- _EXERCISE AIM_:
Retype the passage from Matthew 20 word for word, everything from "Matthew 20:20-28 [cf." down to "favor of him.".

Matthew 20:20-28 [cf. Mark 10:35-45]
20:20 Then the mother [Salome (the sister of Mary the mother of Jesus); cf. Matt. 27:56; Mk. 16:1; Jn. 19:25] of Zebedee’s sons [James and John] came to Jesus with her sons and, kneeling down [sign of respect and submission (although her heart seemed filled with ambition)], asked a favor of him.
20:21 “What is it you want?” he asked. She said, “Grant that one of these two sons of mine may sit [request that her sons sit in the places of honor, recognition, prestige] at your right and the other at your left in your kingdom [her question indicates she thought Jesus was going to Jerusalem to defeat Rome and establish a political kingdom].”
20:22 “You don’t know what you are asking,” Jesus said to them [Jesus responded to the brothers who likely had their mother make the appeal in their behalf]. “Can you drink [to accept the suffering] the cup [figure of speech for suffering] I am going to drink? [cf. Matt. 26:39]” “We can,” they answered [response indicates they were self-confident and ignorant of the nature of Jesus’ kingdom].

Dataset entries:

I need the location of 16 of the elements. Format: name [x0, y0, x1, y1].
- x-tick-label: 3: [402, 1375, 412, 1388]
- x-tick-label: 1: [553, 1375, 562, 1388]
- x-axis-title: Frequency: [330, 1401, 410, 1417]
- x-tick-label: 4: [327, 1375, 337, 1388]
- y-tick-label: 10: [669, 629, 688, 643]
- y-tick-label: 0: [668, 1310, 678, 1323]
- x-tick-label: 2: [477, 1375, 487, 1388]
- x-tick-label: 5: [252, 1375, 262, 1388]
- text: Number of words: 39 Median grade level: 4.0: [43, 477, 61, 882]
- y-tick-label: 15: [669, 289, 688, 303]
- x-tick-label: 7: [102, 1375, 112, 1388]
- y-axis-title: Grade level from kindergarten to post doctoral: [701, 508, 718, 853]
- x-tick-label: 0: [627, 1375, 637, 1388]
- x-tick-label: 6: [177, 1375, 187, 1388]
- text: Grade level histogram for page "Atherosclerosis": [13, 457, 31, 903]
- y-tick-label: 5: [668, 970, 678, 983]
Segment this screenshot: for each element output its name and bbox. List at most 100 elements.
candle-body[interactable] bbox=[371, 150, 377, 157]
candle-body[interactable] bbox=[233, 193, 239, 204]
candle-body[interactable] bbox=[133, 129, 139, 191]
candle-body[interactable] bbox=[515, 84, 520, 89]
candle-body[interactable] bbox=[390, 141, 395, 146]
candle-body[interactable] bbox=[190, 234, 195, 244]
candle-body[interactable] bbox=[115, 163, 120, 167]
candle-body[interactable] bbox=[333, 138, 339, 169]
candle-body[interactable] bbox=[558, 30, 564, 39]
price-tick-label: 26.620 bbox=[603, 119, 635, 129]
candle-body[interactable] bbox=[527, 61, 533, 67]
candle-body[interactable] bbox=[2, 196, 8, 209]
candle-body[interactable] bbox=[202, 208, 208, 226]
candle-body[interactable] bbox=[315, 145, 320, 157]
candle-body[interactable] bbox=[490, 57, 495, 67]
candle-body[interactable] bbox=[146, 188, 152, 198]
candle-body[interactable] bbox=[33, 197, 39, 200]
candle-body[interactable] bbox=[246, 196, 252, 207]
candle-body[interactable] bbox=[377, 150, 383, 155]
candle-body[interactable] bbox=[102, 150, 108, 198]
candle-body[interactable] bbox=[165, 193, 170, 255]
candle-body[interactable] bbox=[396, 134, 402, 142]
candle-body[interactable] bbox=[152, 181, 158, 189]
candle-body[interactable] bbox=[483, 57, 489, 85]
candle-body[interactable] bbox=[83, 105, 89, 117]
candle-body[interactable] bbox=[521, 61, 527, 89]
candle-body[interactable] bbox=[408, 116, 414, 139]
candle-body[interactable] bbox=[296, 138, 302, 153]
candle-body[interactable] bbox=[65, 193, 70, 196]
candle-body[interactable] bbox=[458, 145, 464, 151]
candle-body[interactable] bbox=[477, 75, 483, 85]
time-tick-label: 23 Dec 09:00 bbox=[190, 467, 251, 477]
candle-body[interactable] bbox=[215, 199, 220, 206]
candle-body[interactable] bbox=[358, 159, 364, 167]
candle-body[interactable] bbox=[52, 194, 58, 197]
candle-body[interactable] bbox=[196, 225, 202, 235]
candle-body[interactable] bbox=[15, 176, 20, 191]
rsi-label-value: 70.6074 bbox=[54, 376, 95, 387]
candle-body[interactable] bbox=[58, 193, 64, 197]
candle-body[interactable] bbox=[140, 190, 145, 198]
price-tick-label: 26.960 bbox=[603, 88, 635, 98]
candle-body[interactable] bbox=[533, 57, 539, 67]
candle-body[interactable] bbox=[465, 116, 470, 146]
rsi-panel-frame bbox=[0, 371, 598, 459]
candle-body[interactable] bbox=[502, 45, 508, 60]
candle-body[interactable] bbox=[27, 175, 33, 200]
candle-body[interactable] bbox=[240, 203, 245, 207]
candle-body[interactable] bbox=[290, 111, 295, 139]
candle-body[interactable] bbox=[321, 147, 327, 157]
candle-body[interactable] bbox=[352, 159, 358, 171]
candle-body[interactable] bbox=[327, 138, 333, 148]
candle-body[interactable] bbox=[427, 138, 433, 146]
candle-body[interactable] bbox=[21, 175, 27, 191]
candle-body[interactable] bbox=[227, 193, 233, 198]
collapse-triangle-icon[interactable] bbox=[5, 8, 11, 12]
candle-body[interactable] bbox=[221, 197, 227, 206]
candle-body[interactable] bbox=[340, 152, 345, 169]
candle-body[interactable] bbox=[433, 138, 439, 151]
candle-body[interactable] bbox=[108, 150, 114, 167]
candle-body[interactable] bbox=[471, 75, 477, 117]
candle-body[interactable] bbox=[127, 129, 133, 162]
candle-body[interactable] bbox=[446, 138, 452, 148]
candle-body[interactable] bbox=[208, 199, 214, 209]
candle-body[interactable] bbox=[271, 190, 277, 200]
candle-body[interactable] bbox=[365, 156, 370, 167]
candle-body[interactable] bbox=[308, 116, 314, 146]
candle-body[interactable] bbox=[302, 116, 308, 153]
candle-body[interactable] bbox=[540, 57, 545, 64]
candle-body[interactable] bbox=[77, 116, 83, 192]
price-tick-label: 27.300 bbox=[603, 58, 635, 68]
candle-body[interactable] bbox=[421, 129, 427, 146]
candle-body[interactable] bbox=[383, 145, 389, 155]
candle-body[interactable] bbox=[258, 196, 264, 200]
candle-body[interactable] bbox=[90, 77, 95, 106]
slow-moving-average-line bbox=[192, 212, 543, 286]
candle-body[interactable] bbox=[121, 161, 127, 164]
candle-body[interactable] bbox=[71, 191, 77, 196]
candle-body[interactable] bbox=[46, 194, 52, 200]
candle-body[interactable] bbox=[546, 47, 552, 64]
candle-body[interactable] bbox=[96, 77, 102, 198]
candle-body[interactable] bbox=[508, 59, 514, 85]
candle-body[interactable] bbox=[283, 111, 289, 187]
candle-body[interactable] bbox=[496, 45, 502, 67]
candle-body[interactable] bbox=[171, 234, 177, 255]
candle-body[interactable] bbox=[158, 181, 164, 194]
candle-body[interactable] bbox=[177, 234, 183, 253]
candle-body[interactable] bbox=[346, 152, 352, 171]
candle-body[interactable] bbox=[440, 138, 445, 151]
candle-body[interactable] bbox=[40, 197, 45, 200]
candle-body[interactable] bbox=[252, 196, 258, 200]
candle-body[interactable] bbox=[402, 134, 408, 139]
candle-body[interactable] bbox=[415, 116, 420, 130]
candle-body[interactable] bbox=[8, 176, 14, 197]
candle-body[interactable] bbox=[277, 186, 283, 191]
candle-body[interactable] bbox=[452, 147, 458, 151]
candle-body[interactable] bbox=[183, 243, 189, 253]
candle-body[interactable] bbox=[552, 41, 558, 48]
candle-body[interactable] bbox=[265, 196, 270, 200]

- _SOLUTION_:
Matthew 20:20-28 [cf. Mark 10:35-45]
20:20 Then the mother [Salome (the sister of Mary the mother of Jesus); cf. Matt. 27:56; Mk. 16:1; Jn. 19:25] of Zebedee’s sons [James and John] came to Jesus with her sons and, kneeling down [sign of respect and submission (although her heart seemed filled with ambition)], asked a favor of him.